▶ TASK REQUIREMENTS
Your task is to extract the lines from the one holding "Transcribe the text in this document." through the end of the material. Set them down exactly and add nothing.

[Start MATERIAL PROVIDED]

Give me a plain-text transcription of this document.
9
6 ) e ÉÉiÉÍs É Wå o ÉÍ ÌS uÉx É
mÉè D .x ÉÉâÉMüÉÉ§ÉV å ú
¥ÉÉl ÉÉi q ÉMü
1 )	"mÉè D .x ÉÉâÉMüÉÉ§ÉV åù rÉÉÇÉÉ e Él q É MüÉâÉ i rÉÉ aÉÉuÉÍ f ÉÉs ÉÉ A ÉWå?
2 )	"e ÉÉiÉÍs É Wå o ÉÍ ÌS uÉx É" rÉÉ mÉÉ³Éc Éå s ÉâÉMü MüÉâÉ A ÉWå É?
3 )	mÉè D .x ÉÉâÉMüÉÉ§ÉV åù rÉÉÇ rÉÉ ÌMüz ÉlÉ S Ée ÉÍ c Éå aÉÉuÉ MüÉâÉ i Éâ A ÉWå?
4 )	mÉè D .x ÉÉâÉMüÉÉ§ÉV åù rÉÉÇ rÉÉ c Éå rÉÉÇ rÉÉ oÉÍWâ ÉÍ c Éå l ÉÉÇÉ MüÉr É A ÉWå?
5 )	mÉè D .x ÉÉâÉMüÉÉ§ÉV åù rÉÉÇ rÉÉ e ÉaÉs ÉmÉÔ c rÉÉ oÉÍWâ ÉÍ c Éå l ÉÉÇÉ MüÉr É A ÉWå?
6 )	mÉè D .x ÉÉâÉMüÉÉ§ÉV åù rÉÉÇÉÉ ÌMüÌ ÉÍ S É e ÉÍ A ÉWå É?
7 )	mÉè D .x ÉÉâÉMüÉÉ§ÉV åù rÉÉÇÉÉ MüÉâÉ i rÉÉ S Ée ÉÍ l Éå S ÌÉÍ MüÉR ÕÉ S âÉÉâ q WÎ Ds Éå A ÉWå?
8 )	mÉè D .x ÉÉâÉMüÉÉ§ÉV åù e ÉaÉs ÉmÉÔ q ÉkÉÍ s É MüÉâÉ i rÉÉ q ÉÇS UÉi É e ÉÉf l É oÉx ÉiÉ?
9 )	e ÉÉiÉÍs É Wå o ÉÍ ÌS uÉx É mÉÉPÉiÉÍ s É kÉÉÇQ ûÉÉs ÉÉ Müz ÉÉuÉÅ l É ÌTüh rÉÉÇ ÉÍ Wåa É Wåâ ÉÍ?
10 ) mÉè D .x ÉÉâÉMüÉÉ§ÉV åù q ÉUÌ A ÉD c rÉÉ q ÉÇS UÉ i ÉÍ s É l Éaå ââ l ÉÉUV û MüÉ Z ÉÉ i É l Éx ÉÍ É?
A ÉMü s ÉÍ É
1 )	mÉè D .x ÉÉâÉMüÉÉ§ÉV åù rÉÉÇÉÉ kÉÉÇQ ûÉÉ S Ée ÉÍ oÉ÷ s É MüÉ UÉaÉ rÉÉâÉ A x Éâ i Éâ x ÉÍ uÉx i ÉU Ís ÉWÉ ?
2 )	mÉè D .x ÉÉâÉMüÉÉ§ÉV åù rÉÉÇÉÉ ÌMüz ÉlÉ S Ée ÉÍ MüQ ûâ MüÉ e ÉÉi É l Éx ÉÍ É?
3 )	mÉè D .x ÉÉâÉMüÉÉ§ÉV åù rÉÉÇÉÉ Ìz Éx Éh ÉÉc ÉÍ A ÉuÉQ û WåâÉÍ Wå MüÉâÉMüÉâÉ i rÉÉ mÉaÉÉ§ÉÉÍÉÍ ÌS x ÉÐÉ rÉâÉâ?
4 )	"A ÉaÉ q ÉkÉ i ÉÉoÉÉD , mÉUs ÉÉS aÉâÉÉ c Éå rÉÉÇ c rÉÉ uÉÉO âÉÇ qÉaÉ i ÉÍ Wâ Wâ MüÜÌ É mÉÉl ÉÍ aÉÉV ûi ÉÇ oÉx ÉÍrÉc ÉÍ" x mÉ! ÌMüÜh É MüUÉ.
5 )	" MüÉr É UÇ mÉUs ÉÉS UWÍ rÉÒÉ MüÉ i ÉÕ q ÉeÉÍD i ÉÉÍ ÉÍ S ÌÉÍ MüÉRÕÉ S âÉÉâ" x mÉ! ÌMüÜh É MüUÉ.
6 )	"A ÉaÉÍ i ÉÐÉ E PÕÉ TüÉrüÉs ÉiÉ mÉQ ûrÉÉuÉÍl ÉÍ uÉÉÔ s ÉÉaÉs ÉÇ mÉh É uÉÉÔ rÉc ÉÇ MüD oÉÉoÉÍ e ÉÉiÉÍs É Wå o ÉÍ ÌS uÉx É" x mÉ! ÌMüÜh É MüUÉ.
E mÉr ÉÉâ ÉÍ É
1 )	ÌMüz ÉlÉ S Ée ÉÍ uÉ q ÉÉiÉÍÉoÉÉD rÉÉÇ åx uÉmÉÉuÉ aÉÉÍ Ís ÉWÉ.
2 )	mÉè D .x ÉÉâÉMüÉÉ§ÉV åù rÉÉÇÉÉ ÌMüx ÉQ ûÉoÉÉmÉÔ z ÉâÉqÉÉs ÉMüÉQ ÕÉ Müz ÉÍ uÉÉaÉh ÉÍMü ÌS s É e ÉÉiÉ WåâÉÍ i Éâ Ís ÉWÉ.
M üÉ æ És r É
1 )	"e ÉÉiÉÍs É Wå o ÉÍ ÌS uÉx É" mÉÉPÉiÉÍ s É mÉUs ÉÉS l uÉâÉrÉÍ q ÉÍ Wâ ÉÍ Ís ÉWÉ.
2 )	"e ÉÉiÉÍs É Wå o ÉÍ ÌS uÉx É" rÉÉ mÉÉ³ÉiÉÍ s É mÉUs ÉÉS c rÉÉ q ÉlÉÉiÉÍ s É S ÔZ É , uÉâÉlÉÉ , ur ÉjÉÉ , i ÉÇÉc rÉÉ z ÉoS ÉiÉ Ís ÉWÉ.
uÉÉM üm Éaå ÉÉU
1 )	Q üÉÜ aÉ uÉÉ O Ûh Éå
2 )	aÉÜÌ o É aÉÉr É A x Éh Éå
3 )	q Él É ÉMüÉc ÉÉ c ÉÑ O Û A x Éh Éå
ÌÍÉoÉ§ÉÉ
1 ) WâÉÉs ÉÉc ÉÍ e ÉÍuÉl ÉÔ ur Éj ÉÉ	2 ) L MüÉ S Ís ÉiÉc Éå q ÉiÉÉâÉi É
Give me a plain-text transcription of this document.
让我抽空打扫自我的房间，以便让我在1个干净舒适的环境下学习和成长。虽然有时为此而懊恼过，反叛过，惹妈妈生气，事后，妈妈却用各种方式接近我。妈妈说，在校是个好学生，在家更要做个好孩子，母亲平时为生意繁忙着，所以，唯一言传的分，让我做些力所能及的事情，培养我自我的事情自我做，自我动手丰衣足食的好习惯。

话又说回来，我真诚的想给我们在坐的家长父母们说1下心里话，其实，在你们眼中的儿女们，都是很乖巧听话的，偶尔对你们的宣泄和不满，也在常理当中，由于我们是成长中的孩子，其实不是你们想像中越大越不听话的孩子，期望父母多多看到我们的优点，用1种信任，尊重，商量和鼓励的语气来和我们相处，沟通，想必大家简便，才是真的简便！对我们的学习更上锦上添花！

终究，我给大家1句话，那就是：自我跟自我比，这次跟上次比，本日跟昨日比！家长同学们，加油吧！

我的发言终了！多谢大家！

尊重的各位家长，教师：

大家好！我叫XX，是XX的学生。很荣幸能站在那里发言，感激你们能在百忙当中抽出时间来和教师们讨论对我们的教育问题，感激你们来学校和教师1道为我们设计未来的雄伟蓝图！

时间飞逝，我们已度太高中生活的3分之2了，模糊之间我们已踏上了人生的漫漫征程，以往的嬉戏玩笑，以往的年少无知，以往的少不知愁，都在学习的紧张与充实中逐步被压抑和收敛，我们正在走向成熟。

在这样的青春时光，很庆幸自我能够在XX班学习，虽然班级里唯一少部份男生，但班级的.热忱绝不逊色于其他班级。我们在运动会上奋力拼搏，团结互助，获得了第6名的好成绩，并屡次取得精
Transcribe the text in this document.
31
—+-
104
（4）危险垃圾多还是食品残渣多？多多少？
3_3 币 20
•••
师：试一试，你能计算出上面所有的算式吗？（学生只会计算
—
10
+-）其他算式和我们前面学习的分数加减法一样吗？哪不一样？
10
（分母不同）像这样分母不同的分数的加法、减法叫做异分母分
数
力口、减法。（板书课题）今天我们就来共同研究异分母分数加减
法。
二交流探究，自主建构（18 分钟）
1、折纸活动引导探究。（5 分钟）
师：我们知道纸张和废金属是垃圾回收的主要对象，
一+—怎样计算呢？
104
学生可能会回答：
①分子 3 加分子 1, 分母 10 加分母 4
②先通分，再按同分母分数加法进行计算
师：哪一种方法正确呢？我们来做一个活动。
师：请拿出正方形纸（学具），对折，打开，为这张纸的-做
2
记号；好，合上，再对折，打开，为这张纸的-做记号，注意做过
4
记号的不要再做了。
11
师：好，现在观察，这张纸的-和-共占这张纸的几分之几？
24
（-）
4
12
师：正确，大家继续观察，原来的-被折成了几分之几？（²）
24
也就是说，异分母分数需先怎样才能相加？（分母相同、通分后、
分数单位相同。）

[End MATERIAL PROVIDED]

▶ SOLUTION FOR THIS TASK
Transcribe the text in this document.
31
—+-
104
（4）危险垃圾多还是食品残渣多？多多少？
3_3 币 20
•••
师：试一试，你能计算出上面所有的算式吗？（学生只会计算
—
10
+-）其他算式和我们前面学习的分数加减法一样吗？哪不一样？
10
（分母不同）像这样分母不同的分数的加法、减法叫做异分母分
数
力口、减法。（板书课题）今天我们就来共同研究异分母分数加减
法。
二交流探究，自主建构（18 分钟）
1、折纸活动引导探究。（5 分钟）
师：我们知道纸张和废金属是垃圾回收的主要对象，
一+—怎样计算呢？
104
学生可能会回答：
①分子 3 加分子 1, 分母 10 加分母 4
②先通分，再按同分母分数加法进行计算
师：哪一种方法正确呢？我们来做一个活动。
师：请拿出正方形纸（学具），对折，打开，为这张纸的-做
2
记号；好，合上，再对折，打开，为这张纸的-做记号，注意做过
4
记号的不要再做了。
11
师：好，现在观察，这张纸的-和-共占这张纸的几分之几？
24
（-）
4
12
师：正确，大家继续观察，原来的-被折成了几分之几？（²）
24
也就是说，异分母分数需先怎样才能相加？（分母相同、通分后、
分数单位相同。）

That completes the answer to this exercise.